WHAT IS EXPECTED:
Repeat the entire listing exactly.

SUPPLIED MATERIAL:

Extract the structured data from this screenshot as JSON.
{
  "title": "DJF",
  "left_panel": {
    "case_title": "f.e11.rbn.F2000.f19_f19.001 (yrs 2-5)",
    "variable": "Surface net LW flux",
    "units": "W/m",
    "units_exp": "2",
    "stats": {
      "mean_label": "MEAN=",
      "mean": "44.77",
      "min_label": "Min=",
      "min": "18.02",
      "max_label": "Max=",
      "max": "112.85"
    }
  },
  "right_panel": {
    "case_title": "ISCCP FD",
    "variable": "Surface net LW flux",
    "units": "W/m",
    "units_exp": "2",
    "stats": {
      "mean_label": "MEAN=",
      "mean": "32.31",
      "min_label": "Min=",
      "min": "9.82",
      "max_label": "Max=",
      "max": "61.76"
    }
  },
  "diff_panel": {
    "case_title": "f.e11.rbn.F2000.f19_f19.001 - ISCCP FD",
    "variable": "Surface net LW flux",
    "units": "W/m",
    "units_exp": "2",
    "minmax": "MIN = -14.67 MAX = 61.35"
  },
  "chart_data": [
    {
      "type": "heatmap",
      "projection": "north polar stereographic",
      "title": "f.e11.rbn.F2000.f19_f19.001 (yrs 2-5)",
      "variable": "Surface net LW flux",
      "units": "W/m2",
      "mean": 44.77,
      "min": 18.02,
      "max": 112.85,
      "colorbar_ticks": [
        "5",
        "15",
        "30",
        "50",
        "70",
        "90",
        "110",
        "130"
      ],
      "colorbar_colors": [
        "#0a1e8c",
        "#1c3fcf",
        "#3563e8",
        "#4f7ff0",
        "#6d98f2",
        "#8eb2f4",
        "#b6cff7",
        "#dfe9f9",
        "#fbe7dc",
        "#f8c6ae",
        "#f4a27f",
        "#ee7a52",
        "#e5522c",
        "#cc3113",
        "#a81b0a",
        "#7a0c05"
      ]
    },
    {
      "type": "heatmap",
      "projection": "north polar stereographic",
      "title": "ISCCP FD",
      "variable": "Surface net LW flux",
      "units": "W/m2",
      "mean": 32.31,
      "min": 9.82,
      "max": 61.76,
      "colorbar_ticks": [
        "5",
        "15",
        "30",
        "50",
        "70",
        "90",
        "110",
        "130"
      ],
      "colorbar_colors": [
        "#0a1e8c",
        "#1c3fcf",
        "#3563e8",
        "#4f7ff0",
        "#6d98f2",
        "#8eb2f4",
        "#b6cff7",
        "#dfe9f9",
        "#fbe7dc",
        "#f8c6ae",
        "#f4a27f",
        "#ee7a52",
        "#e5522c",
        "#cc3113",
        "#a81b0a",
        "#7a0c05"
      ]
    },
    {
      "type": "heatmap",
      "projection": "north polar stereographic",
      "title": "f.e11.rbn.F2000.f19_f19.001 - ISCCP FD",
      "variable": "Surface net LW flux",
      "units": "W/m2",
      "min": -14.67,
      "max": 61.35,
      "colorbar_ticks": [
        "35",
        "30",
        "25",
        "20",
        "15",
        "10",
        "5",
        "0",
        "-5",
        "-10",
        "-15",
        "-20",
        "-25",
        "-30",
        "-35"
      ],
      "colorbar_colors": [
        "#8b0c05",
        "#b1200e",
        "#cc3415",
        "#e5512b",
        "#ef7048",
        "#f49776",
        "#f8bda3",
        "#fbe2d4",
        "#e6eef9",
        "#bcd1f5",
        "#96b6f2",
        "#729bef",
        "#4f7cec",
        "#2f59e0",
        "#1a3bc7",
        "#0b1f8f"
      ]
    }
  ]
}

COMPLETE ANSWER:
Extract the structured data from this screenshot as JSON.
{
  "title": "DJF",
  "left_panel": {
    "case_title": "f.e11.rbn.F2000.f19_f19.001 (yrs 2-5)",
    "variable": "Surface net LW flux",
    "units": "W/m",
    "units_exp": "2",
    "stats": {
      "mean_label": "MEAN=",
      "mean": "44.77",
      "min_label": "Min=",
      "min": "18.02",
      "max_label": "Max=",
      "max": "112.85"
    }
  },
  "right_panel": {
    "case_title": "ISCCP FD",
    "variable": "Surface net LW flux",
    "units": "W/m",
    "units_exp": "2",
    "stats": {
      "mean_label": "MEAN=",
      "mean": "32.31",
      "min_label": "Min=",
      "min": "9.82",
      "max_label": "Max=",
      "max": "61.76"
    }
  },
  "diff_panel": {
    "case_title": "f.e11.rbn.F2000.f19_f19.001 - ISCCP FD",
    "variable": "Surface net LW flux",
    "units": "W/m",
    "units_exp": "2",
    "minmax": "MIN = -14.67 MAX = 61.35"
  },
  "chart_data": [
    {
      "type": "heatmap",
      "projection": "north polar stereographic",
      "title": "f.e11.rbn.F2000.f19_f19.001 (yrs 2-5)",
      "variable": "Surface net LW flux",
      "units": "W/m2",
      "mean": 44.77,
      "min": 18.02,
      "max": 112.85,
      "colorbar_ticks": [
        "5",
        "15",
        "30",
        "50",
        "70",
        "90",
        "110",
        "130"
      ],
      "colorbar_colors": [
        "#0a1e8c",
        "#1c3fcf",
        "#3563e8",
        "#4f7ff0",
        "#6d98f2",
        "#8eb2f4",
        "#b6cff7",
        "#dfe9f9",
        "#fbe7dc",
        "#f8c6ae",
        "#f4a27f",
        "#ee7a52",
        "#e5522c",
        "#cc3113",
        "#a81b0a",
        "#7a0c05"
      ]
    },
    {
      "type": "heatmap",
      "projection": "north polar stereographic",
      "title": "ISCCP FD",
      "variable": "Surface net LW flux",
      "units": "W/m2",
      "mean": 32.31,
      "min": 9.82,
      "max": 61.76,
      "colorbar_ticks": [
        "5",
        "15",
        "30",
        "50",
        "70",
        "90",
        "110",
        "130"
      ],
      "colorbar_colors": [
        "#0a1e8c",
        "#1c3fcf",
        "#3563e8",
        "#4f7ff0",
        "#6d98f2",
        "#8eb2f4",
        "#b6cff7",
        "#dfe9f9",
        "#fbe7dc",
        "#f8c6ae",
        "#f4a27f",
        "#ee7a52",
        "#e5522c",
        "#cc3113",
        "#a81b0a",
        "#7a0c05"
      ]
    },
    {
      "type": "heatmap",
      "projection": "north polar stereographic",
      "title": "f.e11.rbn.F2000.f19_f19.001 - ISCCP FD",
      "variable": "Surface net LW flux",
      "units": "W/m2",
      "min": -14.67,
      "max": 61.35,
      "colorbar_ticks": [
        "35",
        "30",
        "25",
        "20",
        "15",
        "10",
        "5",
        "0",
        "-5",
        "-10",
        "-15",
        "-20",
        "-25",
        "-30",
        "-35"
      ],
      "colorbar_colors": [
        "#8b0c05",
        "#b1200e",
        "#cc3415",
        "#e5512b",
        "#ef7048",
        "#f49776",
        "#f8bda3",
        "#fbe2d4",
        "#e6eef9",
        "#bcd1f5",
        "#96b6f2",
        "#729bef",
        "#4f7cec",
        "#2f59e0",
        "#1a3bc7",
        "#0b1f8f"
      ]
    }
  ]
}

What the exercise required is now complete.